#### What the task requires:
Transcribe exactly the stretch of lines beginning at the one containing "What does this" and closing with the last line of the entries below. Omit images.

— begin Stored data —

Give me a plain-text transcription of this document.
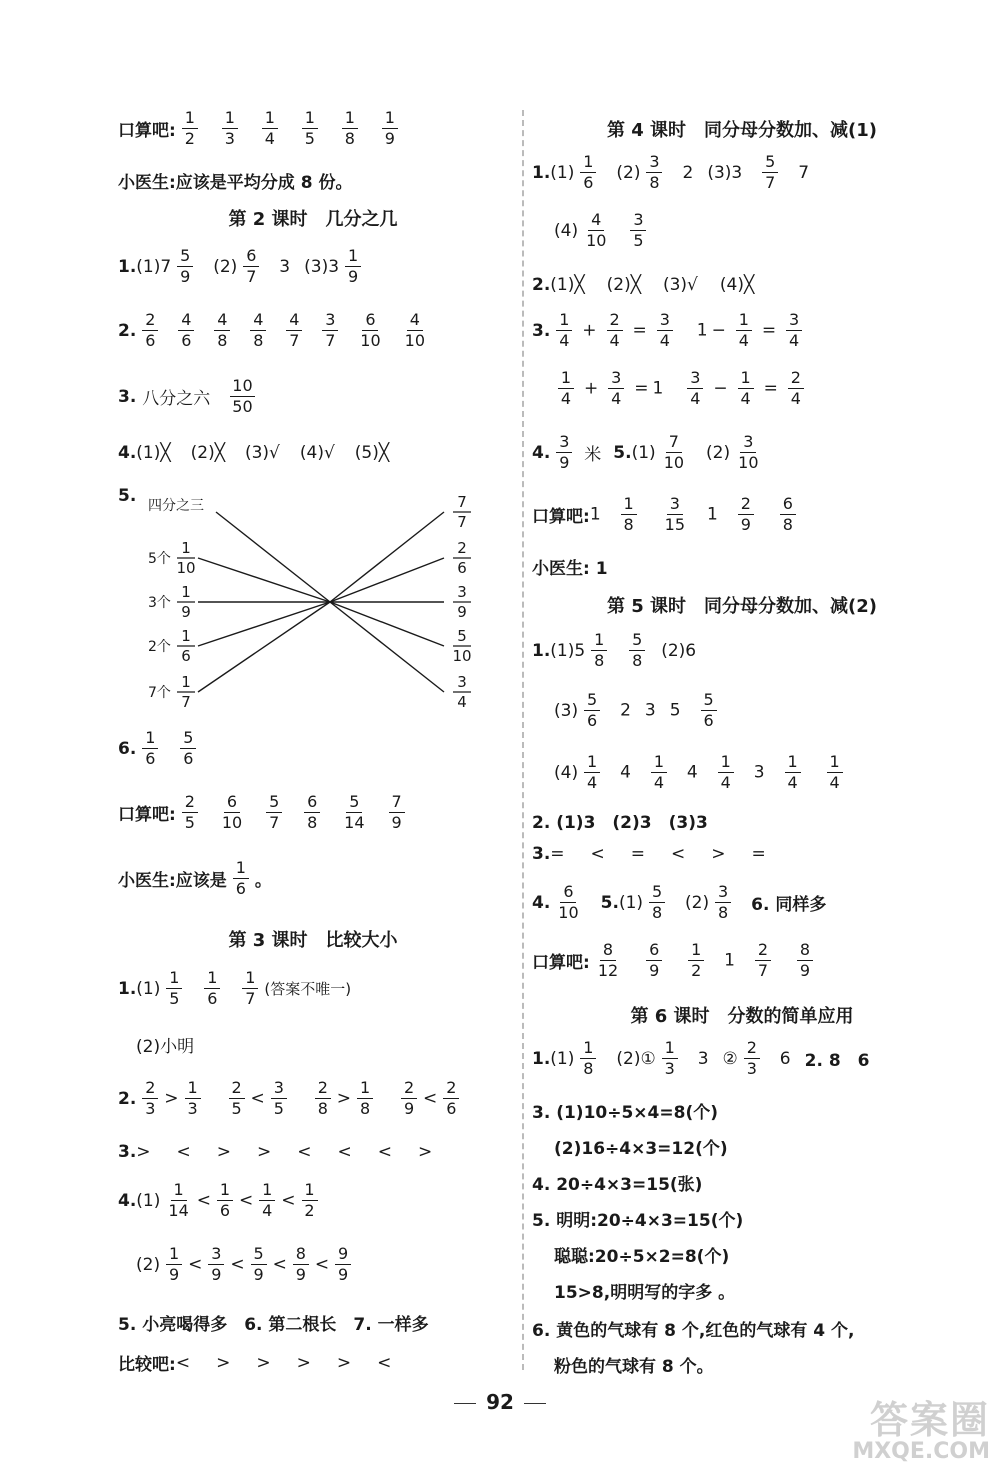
口算吧: $\frac{1}{2} \frac{1}{3} \frac{1}{4} \frac{1}{5} \frac{1}{8} \frac{1}{9}$
小医生:应该是平均分成 8 份。
第 2 课时　几分之几
1. $(1)7 \frac{5}{9} (2) \frac{6}{7} 3$ $(3)3 \frac{1}{9}$
2. $\frac{2}{6} \frac{4}{6} \frac{4}{8} \frac{4}{8} \frac{4}{7} \frac{3}{7} \frac{6}{10} \frac{4}{10}$
3. 八分之六 $\frac{10}{50}$
4. (1)╳ (2)╳ (3)√ (4)√ (5)╳
5. 四分之三
5个
1
10
3个
1
9
2个
1
6
7个
1
7
7
7
2
6
3
9
5
10
3
4
6. $\frac{1}{6} \frac{5}{6}$
口算吧: $\frac{2}{5} \frac{6}{10} \frac{5}{7} \frac{6}{8} \frac{5}{14} \frac{7}{9}$
小医生:应该是 $\frac{1}{6}$ 。
第 3 课时　比较大小
1. $(1) \frac{1}{5} \frac{1}{6} \frac{1}{7}$ (答案不唯一)
(2)小明
2. $\frac{2}{3} > \frac{1}{3} \frac{2}{5} < \frac{3}{5} \frac{2}{8} > \frac{1}{8} \frac{2}{9} < \frac{2}{6}$
3. > < > > < < < >
4. $(1) \frac{1}{14} < \frac{1}{6} < \frac{1}{4} < \frac{1}{2}$
$(2) \frac{1}{9} < \frac{3}{9} < \frac{5}{9} < \frac{8}{9} < \frac{9}{9}$
5. 小亮喝得多　6. 第二根长　7. 一样多
比较吧: < > > > > <
第 4 课时　同分母分数加、减(1)
1. $(1) \frac{1}{6} (2) \frac{3}{8} 2$ $(3)3 \frac{5}{7} 7$
$(4) \frac{4}{10} \frac{3}{5}$
2. (1)╳ (2)╳ (3)√ (4)╳
3. $\frac{1}{4} + \frac{2}{4} = \frac{3}{4} 1 - \frac{1}{4} = \frac{3}{4}$
$\frac{1}{4} + \frac{3}{4} = 1 \frac{3}{4} - \frac{1}{4} = \frac{2}{4}$
4. $\frac{3}{9}$ 米 5. $(1) \frac{7}{10} (2) \frac{3}{10}$
口算吧: $1 \frac{1}{8} \frac{3}{15} 1 \frac{2}{9} \frac{6}{8}$
小医生: 1
第 5 课时　同分母分数加、减(2)
1. $(1)5 \frac{1}{8} \frac{5}{8} (2)6$
$(3) \frac{5}{6} 2$ 3 $5 \frac{5}{6}$
$(4) \frac{1}{4} 4 \frac{1}{4} 4 \frac{1}{4} 3 \frac{1}{4} \frac{1}{4}$
2. (1)3　(2)3　(3)3
3. = < = < > =
4. $\frac{6}{10} 5$. $(1) \frac{5}{8} (2) \frac{3}{8} 6$. 同样多
口算吧: $\frac{8}{12} \frac{6}{9} \frac{1}{2} 1 \frac{2}{7} \frac{8}{9}$
第 6 课时　分数的简单应用
1. $(1) \frac{1}{8}$ (2)① $\frac{1}{3} 3$ ② $\frac{2}{3} 6$ 2. 8　6
3. (1)10÷5×4=8(个)
(2)16÷4×3=12(个)
4. 20÷4×3=15(张)
5. 明明:20÷4×3=15(个)
聪聪:20÷5×2=8(个)
15>8,明明写的字多 。
6. 黄色的气球有 8 个,红色的气球有 4 个,
粉色的气球有 8 个。
92	答案圈
MXQE.COM
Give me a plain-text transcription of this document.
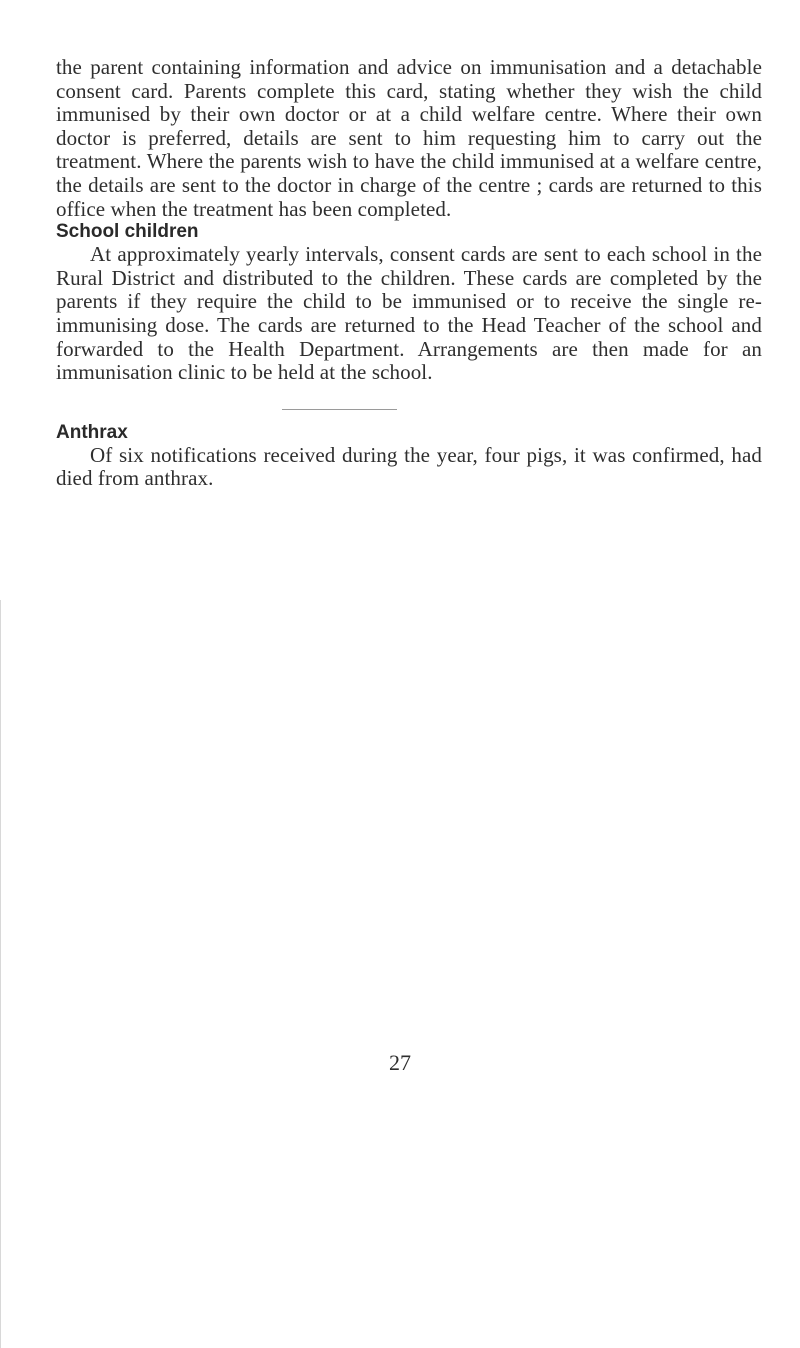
the parent containing information and advice on immunisation and a detachable consent card. Parents complete this card, stating whether they wish the child immunised by their own doctor or at a child welfare centre. Where their own doctor is preferred, details are sent to him requesting him to carry out the treatment. Where the parents wish to have the child immunised at a welfare centre, the details are sent to the doctor in charge of the centre ; cards are returned to this office when the treatment has been completed.

School children

At approximately yearly intervals, consent cards are sent to each school in the Rural District and distributed to the children. These cards are completed by the parents if they require the child to be immunised or to receive the single re-immunising dose. The cards are returned to the Head Teacher of the school and forwarded to the Health Department. Arrangements are then made for an immunisation clinic to be held at the school.

Anthrax

Of six notifications received during the year, four pigs, it was confirmed, had died from anthrax.

27
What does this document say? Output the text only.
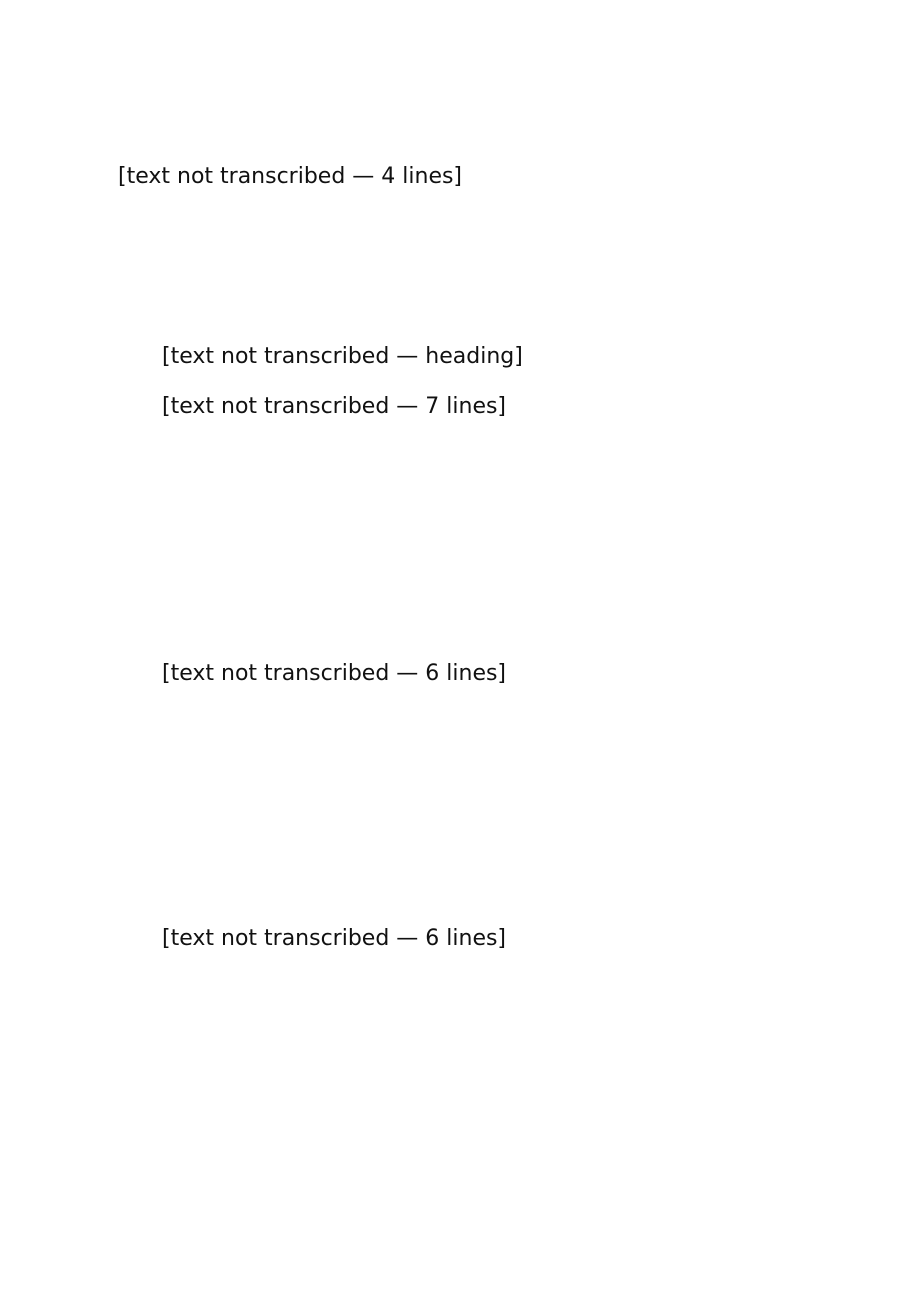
[text not transcribed — 4 lines]
[text not transcribed — heading]
[text not transcribed — 7 lines]
[text not transcribed — 6 lines]
[text not transcribed — 6 lines]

— end Stored data —

#### Result of this exercise:
What does this document say? Output the text only.
[text not transcribed — 4 lines]
[text not transcribed — heading]
[text not transcribed — 7 lines]
[text not transcribed — 6 lines]
[text not transcribed — 6 lines]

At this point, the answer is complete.